__EXTRACTED INFORMATION__.
================================

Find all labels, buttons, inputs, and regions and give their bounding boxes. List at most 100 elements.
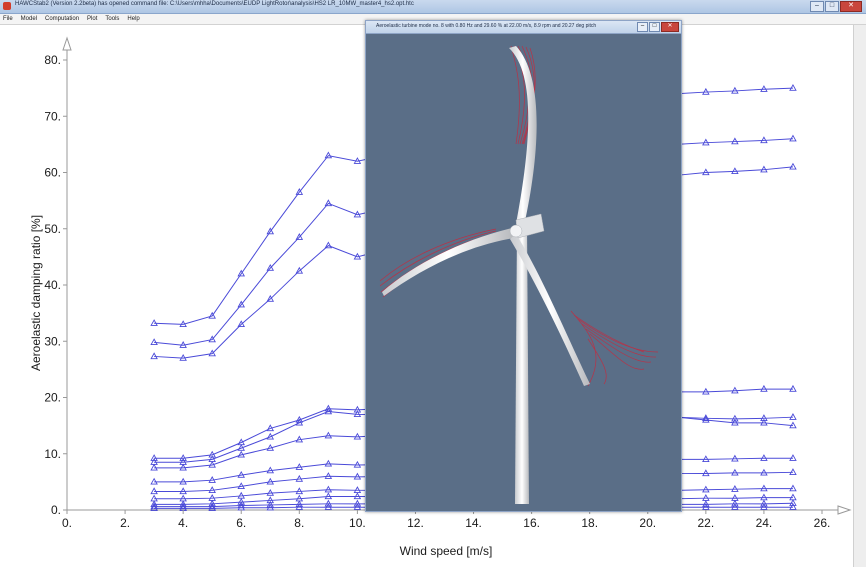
series-line	[154, 457, 793, 483]
minimize-button[interactable]: –	[810, 1, 824, 12]
title-bar: HAWCStab2 (Version 2.2beta) has opened c…	[0, 0, 866, 14]
menu-tools[interactable]: Tools	[105, 16, 120, 22]
popup-close-button[interactable]: ✕	[661, 22, 679, 32]
data-point	[208, 486, 216, 493]
vertical-scrollbar[interactable]	[853, 25, 866, 567]
data-point	[702, 415, 710, 423]
data-point	[353, 492, 362, 500]
turbine-3d-view[interactable]	[366, 34, 681, 511]
data-point	[266, 488, 275, 496]
y-tick-label: 40.	[44, 278, 61, 292]
data-point	[760, 418, 768, 426]
data-point	[789, 499, 797, 506]
series-line	[154, 87, 793, 325]
data-point	[295, 463, 304, 470]
series-line	[154, 488, 793, 500]
data-point	[266, 503, 275, 511]
data-point	[731, 418, 739, 426]
y-tick-label: 70.	[44, 109, 61, 123]
x-tick-label: 6.	[236, 516, 246, 530]
series-7	[150, 454, 797, 485]
data-point	[353, 432, 362, 440]
data-point	[237, 320, 245, 328]
data-point	[237, 300, 245, 308]
data-point	[324, 472, 333, 479]
data-point	[789, 454, 797, 461]
data-point	[731, 503, 739, 510]
data-point	[295, 266, 304, 274]
menu-help[interactable]: Help	[127, 16, 140, 22]
data-point	[324, 431, 333, 439]
popup-maximize-button[interactable]: □	[649, 22, 660, 32]
menu-file[interactable]: File	[3, 16, 13, 22]
data-point	[324, 503, 333, 510]
data-point	[789, 134, 797, 142]
data-point	[353, 460, 362, 468]
x-tick-label: 0.	[62, 516, 72, 530]
data-point	[760, 499, 768, 507]
damping-plot[interactable]: 0. 2. 4. 6. 8. 10. 12. 14. 16. 18. 20. 22. 24. 26. 0. 1…	[0, 25, 866, 567]
data-point	[295, 474, 304, 482]
data-point	[702, 387, 710, 395]
data-point	[702, 168, 710, 176]
menu-computation[interactable]: Computation	[45, 16, 80, 22]
data-point	[295, 500, 304, 508]
data-point	[324, 407, 333, 415]
data-point	[179, 477, 187, 485]
data-point	[760, 454, 768, 461]
data-point	[324, 404, 333, 412]
data-point	[179, 353, 187, 361]
data-point	[731, 167, 739, 175]
y-tick-label: 0.	[51, 503, 61, 517]
data-point	[324, 199, 333, 207]
data-point	[324, 492, 333, 500]
data-point	[731, 454, 739, 462]
popup-minimize-button[interactable]: –	[637, 22, 648, 32]
mode-shape-window[interactable]: Aeroelastic turbine mode no. 8 with 0.80…	[365, 20, 682, 512]
data-point	[208, 335, 216, 343]
close-button[interactable]: ✕	[840, 1, 862, 12]
mode-shape-title-bar: Aeroelastic turbine mode no. 8 with 0.80…	[366, 21, 681, 34]
data-point	[731, 137, 739, 145]
series-line	[154, 506, 793, 509]
blade-left	[382, 228, 514, 296]
maximize-button[interactable]: □	[825, 1, 839, 12]
blade-tip-trace-right	[570, 310, 659, 387]
data-point	[760, 493, 768, 501]
data-point	[353, 503, 362, 510]
data-point	[266, 294, 275, 302]
data-point	[702, 503, 710, 510]
x-tick-label: 10.	[349, 516, 366, 530]
data-point	[702, 494, 710, 501]
data-point	[760, 484, 768, 492]
data-point	[760, 384, 768, 392]
data-point	[702, 138, 710, 146]
data-point	[150, 319, 158, 326]
data-point	[266, 466, 275, 474]
x-tick-label: 2.	[120, 516, 130, 530]
tower	[515, 224, 529, 504]
data-point	[702, 87, 710, 95]
data-point	[731, 499, 739, 507]
series-3	[150, 162, 797, 361]
data-point	[789, 503, 797, 510]
data-point	[760, 165, 768, 173]
menu-plot[interactable]: Plot	[87, 16, 98, 22]
series-1	[150, 83, 797, 328]
x-tick-label: 18.	[581, 516, 598, 530]
menu-model[interactable]: Model	[20, 16, 38, 22]
data-point	[789, 484, 797, 492]
data-point	[179, 487, 187, 495]
data-point	[789, 413, 797, 420]
x-tick-label: 12.	[407, 516, 424, 530]
data-point	[150, 454, 158, 461]
data-point	[789, 468, 797, 475]
data-point	[237, 482, 245, 490]
data-point	[353, 410, 362, 418]
data-point	[760, 85, 768, 92]
series-2	[150, 134, 797, 348]
data-point	[353, 157, 362, 164]
data-point	[324, 459, 333, 467]
data-point	[208, 311, 216, 319]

================================

Please count the lines in the entries above that contain the string "series". Reply with only the number.

__SOLVED EXERCISE__. 8